Pick out each line containing the string "xlabel" and copy it.
⟨
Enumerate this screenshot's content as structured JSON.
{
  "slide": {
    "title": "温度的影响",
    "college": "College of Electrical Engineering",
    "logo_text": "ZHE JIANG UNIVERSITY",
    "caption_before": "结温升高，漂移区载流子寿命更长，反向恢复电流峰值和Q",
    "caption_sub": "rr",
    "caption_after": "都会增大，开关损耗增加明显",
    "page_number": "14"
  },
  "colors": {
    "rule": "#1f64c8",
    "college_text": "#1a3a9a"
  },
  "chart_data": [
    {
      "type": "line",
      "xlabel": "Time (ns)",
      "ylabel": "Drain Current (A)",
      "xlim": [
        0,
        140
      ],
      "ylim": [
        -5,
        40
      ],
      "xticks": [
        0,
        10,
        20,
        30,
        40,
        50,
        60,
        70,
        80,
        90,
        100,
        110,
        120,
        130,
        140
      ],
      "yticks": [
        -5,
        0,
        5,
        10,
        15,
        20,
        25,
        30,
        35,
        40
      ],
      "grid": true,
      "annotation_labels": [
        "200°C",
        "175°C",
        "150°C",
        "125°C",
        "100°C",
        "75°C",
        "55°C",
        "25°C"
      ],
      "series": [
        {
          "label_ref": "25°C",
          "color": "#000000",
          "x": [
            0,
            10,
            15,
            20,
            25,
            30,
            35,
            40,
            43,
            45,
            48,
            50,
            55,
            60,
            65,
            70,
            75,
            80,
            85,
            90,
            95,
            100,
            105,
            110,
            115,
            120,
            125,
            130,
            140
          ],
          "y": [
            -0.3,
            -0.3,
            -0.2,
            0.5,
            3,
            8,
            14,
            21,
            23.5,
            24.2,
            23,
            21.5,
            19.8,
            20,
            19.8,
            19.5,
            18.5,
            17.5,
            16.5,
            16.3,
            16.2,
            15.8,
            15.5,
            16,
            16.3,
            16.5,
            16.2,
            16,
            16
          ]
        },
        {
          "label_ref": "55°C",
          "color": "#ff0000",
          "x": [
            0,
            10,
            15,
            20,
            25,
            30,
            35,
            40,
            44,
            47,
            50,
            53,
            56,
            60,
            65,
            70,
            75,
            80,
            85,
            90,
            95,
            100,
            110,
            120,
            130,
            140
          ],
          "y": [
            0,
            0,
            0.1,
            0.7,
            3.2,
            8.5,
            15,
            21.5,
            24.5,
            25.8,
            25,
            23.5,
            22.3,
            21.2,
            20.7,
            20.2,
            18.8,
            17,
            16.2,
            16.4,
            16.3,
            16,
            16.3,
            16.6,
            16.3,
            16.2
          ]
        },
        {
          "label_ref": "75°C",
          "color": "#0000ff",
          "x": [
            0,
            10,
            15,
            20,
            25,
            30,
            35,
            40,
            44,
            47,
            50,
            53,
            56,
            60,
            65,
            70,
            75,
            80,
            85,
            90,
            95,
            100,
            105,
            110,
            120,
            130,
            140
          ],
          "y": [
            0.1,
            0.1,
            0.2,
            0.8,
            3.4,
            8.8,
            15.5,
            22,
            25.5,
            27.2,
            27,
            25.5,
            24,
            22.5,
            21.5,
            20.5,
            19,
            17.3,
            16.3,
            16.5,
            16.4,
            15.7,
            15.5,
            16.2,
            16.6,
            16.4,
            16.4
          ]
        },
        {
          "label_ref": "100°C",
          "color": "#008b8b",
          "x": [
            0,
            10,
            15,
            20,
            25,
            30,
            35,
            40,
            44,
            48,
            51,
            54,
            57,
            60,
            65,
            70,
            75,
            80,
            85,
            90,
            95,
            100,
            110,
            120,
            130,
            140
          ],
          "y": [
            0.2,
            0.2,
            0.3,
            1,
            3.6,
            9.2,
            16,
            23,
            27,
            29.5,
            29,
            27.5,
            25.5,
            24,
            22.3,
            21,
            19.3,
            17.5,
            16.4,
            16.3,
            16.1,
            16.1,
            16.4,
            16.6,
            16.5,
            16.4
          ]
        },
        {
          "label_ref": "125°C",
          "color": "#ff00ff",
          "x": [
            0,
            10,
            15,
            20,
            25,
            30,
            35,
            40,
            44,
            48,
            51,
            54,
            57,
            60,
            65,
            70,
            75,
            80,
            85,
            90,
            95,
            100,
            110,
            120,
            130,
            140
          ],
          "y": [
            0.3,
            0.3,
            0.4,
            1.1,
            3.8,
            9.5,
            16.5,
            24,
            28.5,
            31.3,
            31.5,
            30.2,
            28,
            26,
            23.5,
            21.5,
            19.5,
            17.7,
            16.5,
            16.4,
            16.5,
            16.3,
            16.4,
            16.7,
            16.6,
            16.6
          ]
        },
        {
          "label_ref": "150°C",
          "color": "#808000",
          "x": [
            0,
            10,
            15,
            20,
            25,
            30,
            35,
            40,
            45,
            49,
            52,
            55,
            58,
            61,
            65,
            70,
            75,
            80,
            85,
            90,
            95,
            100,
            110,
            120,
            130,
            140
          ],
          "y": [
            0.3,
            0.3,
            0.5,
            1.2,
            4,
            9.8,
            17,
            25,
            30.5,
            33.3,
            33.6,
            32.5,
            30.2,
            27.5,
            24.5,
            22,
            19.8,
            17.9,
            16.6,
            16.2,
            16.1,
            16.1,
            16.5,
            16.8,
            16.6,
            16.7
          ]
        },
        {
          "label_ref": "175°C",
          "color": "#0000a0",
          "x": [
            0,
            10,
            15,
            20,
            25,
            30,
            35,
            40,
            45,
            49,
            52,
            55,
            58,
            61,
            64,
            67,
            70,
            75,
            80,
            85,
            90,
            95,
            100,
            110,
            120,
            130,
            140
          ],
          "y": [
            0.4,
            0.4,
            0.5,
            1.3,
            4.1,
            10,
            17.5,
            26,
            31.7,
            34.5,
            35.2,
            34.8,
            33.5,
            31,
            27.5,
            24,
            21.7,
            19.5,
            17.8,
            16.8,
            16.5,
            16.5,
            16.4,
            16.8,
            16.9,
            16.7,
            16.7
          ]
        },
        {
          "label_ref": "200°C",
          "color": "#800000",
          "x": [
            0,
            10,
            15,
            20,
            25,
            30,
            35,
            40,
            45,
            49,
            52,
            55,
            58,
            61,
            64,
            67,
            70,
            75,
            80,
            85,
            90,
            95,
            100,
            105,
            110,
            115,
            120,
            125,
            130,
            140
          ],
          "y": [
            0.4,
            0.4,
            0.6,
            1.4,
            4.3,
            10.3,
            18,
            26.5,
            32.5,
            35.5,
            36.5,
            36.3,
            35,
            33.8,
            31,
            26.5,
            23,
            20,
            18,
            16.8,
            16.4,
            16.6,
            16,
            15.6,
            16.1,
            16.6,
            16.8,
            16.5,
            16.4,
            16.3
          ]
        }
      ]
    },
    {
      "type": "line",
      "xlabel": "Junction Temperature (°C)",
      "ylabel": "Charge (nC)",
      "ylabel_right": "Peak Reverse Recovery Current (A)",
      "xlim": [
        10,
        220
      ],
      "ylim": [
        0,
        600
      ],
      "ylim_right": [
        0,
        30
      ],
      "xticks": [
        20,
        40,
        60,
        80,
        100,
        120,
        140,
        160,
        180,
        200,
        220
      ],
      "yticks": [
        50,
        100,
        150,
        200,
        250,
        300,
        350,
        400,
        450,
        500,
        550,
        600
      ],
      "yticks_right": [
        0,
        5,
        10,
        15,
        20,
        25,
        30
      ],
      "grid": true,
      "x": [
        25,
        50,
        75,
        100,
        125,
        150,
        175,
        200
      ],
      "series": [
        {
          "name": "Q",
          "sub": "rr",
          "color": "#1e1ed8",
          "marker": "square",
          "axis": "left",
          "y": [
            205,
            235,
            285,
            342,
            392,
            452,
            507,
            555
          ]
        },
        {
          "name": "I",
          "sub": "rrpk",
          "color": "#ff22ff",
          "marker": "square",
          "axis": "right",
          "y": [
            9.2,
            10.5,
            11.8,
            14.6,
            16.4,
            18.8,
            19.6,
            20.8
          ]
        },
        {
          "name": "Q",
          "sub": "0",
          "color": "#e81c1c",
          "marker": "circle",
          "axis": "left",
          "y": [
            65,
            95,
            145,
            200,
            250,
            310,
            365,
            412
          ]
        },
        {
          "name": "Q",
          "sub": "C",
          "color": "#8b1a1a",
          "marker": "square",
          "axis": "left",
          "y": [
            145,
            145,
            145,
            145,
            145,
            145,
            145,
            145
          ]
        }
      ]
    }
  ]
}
⟩
## Finished exercise
      "xlabel": "Time (ns)",
      "xlabel": "Junction Temperature (°C)",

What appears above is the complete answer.